▸ **PROMPT**: Everything in the listing should be restated word for word.

▸ **Dataset excerpts**:
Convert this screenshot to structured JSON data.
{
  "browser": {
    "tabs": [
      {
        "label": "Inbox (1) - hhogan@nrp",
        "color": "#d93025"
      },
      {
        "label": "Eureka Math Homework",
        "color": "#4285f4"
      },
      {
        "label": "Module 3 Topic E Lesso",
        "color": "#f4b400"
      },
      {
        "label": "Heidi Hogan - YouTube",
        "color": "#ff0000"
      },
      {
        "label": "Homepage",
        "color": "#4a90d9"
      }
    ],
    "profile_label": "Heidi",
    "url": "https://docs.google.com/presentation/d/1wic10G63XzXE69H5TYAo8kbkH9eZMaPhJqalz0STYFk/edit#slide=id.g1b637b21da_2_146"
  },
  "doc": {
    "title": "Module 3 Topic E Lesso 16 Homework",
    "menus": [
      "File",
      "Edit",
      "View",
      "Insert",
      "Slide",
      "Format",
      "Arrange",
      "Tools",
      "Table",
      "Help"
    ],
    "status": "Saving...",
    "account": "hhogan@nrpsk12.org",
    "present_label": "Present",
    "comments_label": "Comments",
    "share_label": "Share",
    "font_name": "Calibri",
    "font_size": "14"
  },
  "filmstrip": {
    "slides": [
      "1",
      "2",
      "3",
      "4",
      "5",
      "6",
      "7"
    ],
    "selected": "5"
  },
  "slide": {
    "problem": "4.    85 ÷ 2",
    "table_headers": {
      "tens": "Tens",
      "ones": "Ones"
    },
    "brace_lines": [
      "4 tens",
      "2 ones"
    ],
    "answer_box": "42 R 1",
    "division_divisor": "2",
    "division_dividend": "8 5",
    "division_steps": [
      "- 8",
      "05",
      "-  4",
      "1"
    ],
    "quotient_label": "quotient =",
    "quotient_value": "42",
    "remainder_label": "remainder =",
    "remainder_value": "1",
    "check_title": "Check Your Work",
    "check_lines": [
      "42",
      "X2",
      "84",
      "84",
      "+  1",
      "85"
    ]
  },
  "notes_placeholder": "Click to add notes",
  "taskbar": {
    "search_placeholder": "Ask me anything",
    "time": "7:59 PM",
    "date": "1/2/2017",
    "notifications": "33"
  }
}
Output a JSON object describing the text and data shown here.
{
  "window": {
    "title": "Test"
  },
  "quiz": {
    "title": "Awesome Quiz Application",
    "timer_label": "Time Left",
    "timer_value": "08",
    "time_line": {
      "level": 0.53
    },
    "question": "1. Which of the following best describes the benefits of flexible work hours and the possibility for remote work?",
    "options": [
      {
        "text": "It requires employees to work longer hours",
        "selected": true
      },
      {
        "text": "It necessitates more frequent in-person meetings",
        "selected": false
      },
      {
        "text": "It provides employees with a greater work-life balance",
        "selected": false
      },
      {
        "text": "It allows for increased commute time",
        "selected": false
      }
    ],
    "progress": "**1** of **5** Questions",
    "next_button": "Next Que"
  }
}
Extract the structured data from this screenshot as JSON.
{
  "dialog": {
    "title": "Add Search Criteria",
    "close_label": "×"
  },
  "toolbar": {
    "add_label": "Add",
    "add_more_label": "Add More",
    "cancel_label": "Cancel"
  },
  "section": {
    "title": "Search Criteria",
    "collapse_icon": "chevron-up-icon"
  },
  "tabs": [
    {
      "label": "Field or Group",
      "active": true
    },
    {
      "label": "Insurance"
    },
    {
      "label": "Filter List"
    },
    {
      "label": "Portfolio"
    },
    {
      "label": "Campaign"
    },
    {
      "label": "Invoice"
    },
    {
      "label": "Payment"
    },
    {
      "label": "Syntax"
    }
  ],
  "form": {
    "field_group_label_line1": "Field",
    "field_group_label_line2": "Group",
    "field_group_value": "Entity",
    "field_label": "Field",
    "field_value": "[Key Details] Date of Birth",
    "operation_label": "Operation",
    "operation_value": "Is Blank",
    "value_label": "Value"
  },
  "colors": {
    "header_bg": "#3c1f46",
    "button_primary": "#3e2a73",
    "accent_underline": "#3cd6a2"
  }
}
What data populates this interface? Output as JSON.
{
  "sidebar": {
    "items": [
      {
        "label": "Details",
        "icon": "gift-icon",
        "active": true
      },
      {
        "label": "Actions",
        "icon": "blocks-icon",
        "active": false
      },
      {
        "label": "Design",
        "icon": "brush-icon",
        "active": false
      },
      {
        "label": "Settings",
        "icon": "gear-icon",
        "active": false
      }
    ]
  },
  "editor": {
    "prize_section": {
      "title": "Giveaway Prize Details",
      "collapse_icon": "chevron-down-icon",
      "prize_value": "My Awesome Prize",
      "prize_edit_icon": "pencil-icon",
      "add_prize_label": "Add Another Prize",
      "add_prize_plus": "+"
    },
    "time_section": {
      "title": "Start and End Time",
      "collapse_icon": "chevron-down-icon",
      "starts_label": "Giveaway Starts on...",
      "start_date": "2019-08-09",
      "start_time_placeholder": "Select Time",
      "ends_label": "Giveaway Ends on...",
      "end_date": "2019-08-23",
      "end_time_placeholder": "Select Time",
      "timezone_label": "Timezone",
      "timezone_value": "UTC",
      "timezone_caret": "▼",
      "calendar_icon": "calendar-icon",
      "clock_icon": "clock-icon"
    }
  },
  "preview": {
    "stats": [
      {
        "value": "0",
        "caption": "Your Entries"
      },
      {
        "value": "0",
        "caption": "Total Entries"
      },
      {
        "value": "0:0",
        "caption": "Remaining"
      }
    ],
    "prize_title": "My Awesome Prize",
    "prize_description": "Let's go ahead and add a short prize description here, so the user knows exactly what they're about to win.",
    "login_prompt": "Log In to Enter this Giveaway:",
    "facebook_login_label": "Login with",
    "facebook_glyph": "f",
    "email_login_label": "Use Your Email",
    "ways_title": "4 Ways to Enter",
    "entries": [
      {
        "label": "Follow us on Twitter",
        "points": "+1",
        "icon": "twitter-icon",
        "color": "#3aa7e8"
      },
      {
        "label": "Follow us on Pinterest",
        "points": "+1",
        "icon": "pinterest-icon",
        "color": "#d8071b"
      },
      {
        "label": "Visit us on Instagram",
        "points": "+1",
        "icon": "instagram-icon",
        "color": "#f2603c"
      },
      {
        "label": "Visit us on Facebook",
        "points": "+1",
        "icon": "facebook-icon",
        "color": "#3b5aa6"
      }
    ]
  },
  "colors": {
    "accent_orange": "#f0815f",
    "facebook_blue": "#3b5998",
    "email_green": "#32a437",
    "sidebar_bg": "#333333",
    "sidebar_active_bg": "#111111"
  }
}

▸ **PROBLEM SOLUTION**:
Convert this screenshot to structured JSON data.
{
  "browser": {
    "tabs": [
      {
        "label": "Inbox (1) - hhogan@nrp",
        "color": "#d93025"
      },
      {
        "label": "Eureka Math Homework",
        "color": "#4285f4"
      },
      {
        "label": "Module 3 Topic E Lesso",
        "color": "#f4b400"
      },
      {
        "label": "Heidi Hogan - YouTube",
        "color": "#ff0000"
      },
      {
        "label": "Homepage",
        "color": "#4a90d9"
      }
    ],
    "profile_label": "Heidi",
    "url": "https://docs.google.com/presentation/d/1wic10G63XzXE69H5TYAo8kbkH9eZMaPhJqalz0STYFk/edit#slide=id.g1b637b21da_2_146"
  },
  "doc": {
    "title": "Module 3 Topic E Lesso 16 Homework",
    "menus": [
      "File",
      "Edit",
      "View",
      "Insert",
      "Slide",
      "Format",
      "Arrange",
      "Tools",
      "Table",
      "Help"
    ],
    "status": "Saving...",
    "account": "hhogan@nrpsk12.org",
    "present_label": "Present",
    "comments_label": "Comments",
    "share_label": "Share",
    "font_name": "Calibri",
    "font_size": "14"
  },
  "filmstrip": {
    "slides": [
      "1",
      "2",
      "3",
      "4",
      "5",
      "6",
      "7"
    ],
    "selected": "5"
  },
  "slide": {
    "problem": "4.    85 ÷ 2",
    "table_headers": {
      "tens": "Tens",
      "ones": "Ones"
    },
    "brace_lines": [
      "4 tens",
      "2 ones"
    ],
    "answer_box": "42 R 1",
    "division_divisor": "2",
    "division_dividend": "8 5",
    "division_steps": [
      "- 8",
      "05",
      "-  4",
      "1"
    ],
    "quotient_label": "quotient =",
    "quotient_value": "42",
    "remainder_label": "remainder =",
    "remainder_value": "1",
    "check_title": "Check Your Work",
    "check_lines": [
      "42",
      "X2",
      "84",
      "84",
      "+  1",
      "85"
    ]
  },
  "notes_placeholder": "Click to add notes",
  "taskbar": {
    "search_placeholder": "Ask me anything",
    "time": "7:59 PM",
    "date": "1/2/2017",
    "notifications": "33"
  }
}
Output a JSON object describing the text and data shown here.
{
  "window": {
    "title": "Test"
  },
  "quiz": {
    "title": "Awesome Quiz Application",
    "timer_label": "Time Left",
    "timer_value": "08",
    "time_line": {
      "level": 0.53
    },
    "question": "1. Which of the following best describes the benefits of flexible work hours and the possibility for remote work?",
    "options": [
      {
        "text": "It requires employees to work longer hours",
        "selected": true
      },
      {
        "text": "It necessitates more frequent in-person meetings",
        "selected": false
      },
      {
        "text": "It provides employees with a greater work-life balance",
        "selected": false
      },
      {
        "text": "It allows for increased commute time",
        "selected": false
      }
    ],
    "progress": "**1** of **5** Questions",
    "next_button": "Next Que"
  }
}
Extract the structured data from this screenshot as JSON.
{
  "dialog": {
    "title": "Add Search Criteria",
    "close_label": "×"
  },
  "toolbar": {
    "add_label": "Add",
    "add_more_label": "Add More",
    "cancel_label": "Cancel"
  },
  "section": {
    "title": "Search Criteria",
    "collapse_icon": "chevron-up-icon"
  },
  "tabs": [
    {
      "label": "Field or Group",
      "active": true
    },
    {
      "label": "Insurance"
    },
    {
      "label": "Filter List"
    },
    {
      "label": "Portfolio"
    },
    {
      "label": "Campaign"
    },
    {
      "label": "Invoice"
    },
    {
      "label": "Payment"
    },
    {
      "label": "Syntax"
    }
  ],
  "form": {
    "field_group_label_line1": "Field",
    "field_group_label_line2": "Group",
    "field_group_value": "Entity",
    "field_label": "Field",
    "field_value": "[Key Details] Date of Birth",
    "operation_label": "Operation",
    "operation_value": "Is Blank",
    "value_label": "Value"
  },
  "colors": {
    "header_bg": "#3c1f46",
    "button_primary": "#3e2a73",
    "accent_underline": "#3cd6a2"
  }
}
What data populates this interface? Output as JSON.
{
  "sidebar": {
    "items": [
      {
        "label": "Details",
        "icon": "gift-icon",
        "active": true
      },
      {
        "label": "Actions",
        "icon": "blocks-icon",
        "active": false
      },
      {
        "label": "Design",
        "icon": "brush-icon",
        "active": false
      },
      {
        "label": "Settings",
        "icon": "gear-icon",
        "active": false
      }
    ]
  },
  "editor": {
    "prize_section": {
      "title": "Giveaway Prize Details",
      "collapse_icon": "chevron-down-icon",
      "prize_value": "My Awesome Prize",
      "prize_edit_icon": "pencil-icon",
      "add_prize_label": "Add Another Prize",
      "add_prize_plus": "+"
    },
    "time_section": {
      "title": "Start and End Time",
      "collapse_icon": "chevron-down-icon",
      "starts_label": "Giveaway Starts on...",
      "start_date": "2019-08-09",
      "start_time_placeholder": "Select Time",
      "ends_label": "Giveaway Ends on...",
      "end_date": "2019-08-23",
      "end_time_placeholder": "Select Time",
      "timezone_label": "Timezone",
      "timezone_value": "UTC",
      "timezone_caret": "▼",
      "calendar_icon": "calendar-icon",
      "clock_icon": "clock-icon"
    }
  },
  "preview": {
    "stats": [
      {
        "value": "0",
        "caption": "Your Entries"
      },
      {
        "value": "0",
        "caption": "Total Entries"
      },
      {
        "value": "0:0",
        "caption": "Remaining"
      }
    ],
    "prize_title": "My Awesome Prize",
    "prize_description": "Let's go ahead and add a short prize description here, so the user knows exactly what they're about to win.",
    "login_prompt": "Log In to Enter this Giveaway:",
    "facebook_login_label": "Login with",
    "facebook_glyph": "f",
    "email_login_label": "Use Your Email",
    "ways_title": "4 Ways to Enter",
    "entries": [
      {
        "label": "Follow us on Twitter",
        "points": "+1",
        "icon": "twitter-icon",
        "color": "#3aa7e8"
      },
      {
        "label": "Follow us on Pinterest",
        "points": "+1",
        "icon": "pinterest-icon",
        "color": "#d8071b"
      },
      {
        "label": "Visit us on Instagram",
        "points": "+1",
        "icon": "instagram-icon",
        "color": "#f2603c"
      },
      {
        "label": "Visit us on Facebook",
        "points": "+1",
        "icon": "facebook-icon",
        "color": "#3b5aa6"
      }
    ]
  },
  "colors": {
    "accent_orange": "#f0815f",
    "facebook_blue": "#3b5998",
    "email_green": "#32a437",
    "sidebar_bg": "#333333",
    "sidebar_active_bg": "#111111"
  }
}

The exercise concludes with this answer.